Given passage:
--------

The work of Secretary of States Dean Acheson and his successor John Foster Dulles, the North Atlantic Treaty Organization (NATO) was sold to Congress and the American people as a much-needed alliance formed to prevent additional Soviet advances into Western Europe. But NATO has always been a subsidiary of the United Nations whose real purpose is to aid in the creation of a UN-led world government. The pact would see to it that no member nation could engage in any military action not approved, and therefore controlled, by the UN.

The NATO Charter, agreed to by 12 nations at its 1949 outset has grown to 29 member nations, many of which can hardly claim having any ties to the “North Atlantic.” NATO’s Charter pledges all signatory nations to consider an attack on one to be an attack on all. The alliance derives its very existence from the UN Charter’s Chapter VIII headlined “Regional Arrangements.” In that portion of the Charter, the UN’s permission for NATO to exist is granted and a following stipulation notes that the UN shall be the boss: “The Security Council shall at all times be kept fully informed of the activities undertaken or in contemplation under regional arrangements.”

--------

Task prompt:
Rewrite the passage on NATO, starting at "The work of" and ending at "controlled, by the UN.", with "pact" changed to "treaty".

Items:
--------

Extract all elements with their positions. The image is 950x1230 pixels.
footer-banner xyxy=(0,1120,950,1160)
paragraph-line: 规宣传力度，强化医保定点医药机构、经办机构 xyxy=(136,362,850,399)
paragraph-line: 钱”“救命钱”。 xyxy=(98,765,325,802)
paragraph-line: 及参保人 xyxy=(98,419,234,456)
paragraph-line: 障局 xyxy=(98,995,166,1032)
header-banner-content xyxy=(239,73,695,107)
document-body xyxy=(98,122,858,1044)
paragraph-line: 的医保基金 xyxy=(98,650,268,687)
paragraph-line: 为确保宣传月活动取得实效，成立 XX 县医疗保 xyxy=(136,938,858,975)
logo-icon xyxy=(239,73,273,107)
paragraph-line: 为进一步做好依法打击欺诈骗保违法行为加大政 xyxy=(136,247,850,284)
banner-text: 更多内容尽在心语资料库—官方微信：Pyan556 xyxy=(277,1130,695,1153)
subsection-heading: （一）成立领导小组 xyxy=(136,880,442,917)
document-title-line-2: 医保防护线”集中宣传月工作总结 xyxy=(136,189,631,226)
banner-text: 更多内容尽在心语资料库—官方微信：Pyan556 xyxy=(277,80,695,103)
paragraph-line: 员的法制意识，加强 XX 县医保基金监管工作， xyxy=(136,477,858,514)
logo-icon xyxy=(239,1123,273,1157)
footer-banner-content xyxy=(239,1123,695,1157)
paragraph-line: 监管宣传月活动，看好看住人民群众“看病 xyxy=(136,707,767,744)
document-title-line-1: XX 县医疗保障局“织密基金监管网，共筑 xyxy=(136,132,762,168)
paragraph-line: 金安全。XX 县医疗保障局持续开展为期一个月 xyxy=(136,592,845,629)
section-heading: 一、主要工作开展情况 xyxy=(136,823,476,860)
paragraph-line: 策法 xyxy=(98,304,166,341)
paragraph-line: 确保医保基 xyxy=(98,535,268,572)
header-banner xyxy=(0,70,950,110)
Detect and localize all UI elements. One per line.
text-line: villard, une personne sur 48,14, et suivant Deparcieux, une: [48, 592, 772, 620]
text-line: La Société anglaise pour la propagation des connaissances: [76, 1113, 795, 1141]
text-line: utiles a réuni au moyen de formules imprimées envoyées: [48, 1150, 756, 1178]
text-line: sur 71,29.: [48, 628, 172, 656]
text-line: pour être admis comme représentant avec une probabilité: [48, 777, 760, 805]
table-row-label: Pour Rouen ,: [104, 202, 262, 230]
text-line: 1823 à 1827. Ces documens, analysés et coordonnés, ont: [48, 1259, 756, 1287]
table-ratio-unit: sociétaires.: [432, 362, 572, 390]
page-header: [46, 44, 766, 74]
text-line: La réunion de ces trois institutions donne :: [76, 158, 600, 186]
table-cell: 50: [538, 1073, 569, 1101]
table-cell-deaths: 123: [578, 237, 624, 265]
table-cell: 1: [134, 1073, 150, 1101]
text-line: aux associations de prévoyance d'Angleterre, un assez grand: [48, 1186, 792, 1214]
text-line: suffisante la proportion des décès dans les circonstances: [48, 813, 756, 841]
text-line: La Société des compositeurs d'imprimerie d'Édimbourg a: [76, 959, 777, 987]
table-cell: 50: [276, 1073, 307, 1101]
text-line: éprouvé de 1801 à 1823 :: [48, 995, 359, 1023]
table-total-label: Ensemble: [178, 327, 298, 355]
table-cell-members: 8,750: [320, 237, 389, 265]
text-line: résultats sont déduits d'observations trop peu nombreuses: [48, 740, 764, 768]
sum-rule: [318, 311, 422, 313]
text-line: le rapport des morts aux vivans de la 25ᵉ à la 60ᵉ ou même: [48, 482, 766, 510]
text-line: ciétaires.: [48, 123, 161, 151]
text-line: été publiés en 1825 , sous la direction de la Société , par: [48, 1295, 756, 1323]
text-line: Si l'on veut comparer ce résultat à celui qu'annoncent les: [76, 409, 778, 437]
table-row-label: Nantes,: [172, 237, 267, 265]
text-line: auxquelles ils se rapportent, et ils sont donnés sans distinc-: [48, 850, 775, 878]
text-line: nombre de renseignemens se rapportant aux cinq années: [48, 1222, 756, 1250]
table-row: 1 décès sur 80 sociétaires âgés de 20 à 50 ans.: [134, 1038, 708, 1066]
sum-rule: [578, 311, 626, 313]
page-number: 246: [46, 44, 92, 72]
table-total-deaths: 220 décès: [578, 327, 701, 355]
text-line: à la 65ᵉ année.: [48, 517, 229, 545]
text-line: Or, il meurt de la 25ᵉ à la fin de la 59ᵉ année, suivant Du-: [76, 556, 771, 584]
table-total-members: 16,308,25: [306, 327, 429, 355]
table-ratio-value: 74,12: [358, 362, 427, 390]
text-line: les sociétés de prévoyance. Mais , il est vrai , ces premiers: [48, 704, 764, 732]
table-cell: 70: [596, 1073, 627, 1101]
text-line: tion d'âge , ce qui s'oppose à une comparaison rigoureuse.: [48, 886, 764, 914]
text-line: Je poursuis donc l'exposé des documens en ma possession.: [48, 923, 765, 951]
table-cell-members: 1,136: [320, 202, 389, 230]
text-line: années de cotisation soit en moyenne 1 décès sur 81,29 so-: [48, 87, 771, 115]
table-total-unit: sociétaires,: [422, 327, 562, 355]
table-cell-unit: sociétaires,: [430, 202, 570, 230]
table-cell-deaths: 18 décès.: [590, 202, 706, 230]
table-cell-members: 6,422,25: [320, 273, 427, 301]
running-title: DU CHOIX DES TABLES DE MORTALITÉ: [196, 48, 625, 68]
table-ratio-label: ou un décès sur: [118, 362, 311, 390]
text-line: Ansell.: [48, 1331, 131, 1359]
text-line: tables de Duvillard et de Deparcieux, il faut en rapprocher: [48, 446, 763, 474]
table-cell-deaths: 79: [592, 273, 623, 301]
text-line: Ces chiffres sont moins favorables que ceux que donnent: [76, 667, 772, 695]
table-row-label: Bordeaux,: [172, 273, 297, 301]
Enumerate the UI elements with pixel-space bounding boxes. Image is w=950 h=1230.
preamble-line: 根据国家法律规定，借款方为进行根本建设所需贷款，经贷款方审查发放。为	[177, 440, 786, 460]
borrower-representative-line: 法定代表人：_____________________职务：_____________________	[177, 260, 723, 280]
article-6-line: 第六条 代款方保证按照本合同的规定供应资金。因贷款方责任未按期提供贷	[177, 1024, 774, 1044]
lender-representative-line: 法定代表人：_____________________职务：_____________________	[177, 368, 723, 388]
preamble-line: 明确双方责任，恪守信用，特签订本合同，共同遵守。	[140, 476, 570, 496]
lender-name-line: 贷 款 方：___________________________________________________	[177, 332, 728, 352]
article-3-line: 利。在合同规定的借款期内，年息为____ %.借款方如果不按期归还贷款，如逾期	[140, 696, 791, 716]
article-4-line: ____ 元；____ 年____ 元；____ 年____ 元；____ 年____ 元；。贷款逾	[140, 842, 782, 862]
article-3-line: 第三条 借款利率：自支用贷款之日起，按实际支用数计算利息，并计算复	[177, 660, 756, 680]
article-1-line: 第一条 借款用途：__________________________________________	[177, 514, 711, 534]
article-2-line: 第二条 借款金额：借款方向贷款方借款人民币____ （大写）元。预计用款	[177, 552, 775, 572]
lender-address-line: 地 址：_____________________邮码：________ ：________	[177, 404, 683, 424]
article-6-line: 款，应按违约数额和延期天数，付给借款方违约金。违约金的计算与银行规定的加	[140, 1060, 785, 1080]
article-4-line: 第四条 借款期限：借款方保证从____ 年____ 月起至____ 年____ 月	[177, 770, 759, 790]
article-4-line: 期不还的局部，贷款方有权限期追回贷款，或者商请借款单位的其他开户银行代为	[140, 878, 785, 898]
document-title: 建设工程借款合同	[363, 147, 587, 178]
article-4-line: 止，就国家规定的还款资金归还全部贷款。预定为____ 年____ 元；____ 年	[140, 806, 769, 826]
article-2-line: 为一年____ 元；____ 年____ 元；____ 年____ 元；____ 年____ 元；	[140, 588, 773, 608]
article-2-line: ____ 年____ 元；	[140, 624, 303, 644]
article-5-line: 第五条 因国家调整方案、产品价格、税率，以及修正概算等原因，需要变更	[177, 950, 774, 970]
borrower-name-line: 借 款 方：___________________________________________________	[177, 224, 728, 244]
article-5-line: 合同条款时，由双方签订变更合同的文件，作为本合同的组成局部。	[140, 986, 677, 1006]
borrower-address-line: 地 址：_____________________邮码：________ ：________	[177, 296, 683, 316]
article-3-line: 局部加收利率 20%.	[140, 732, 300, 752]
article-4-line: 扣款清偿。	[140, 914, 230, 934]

--------

Finished exercise:
The work of Secretary of States Dean Acheson and his successor John Foster Dulles, the North Atlantic Treaty Organization (NATO) was sold to Congress and the American people as a much-needed alliance formed to prevent additional Soviet advances into Western Europe. But NATO has always been a subsidiary of the United Nations whose real purpose is to aid in the creation of a UN-led world government. The treaty would see to it that no member nation could engage in any military action not approved, and therefore controlled, by the UN.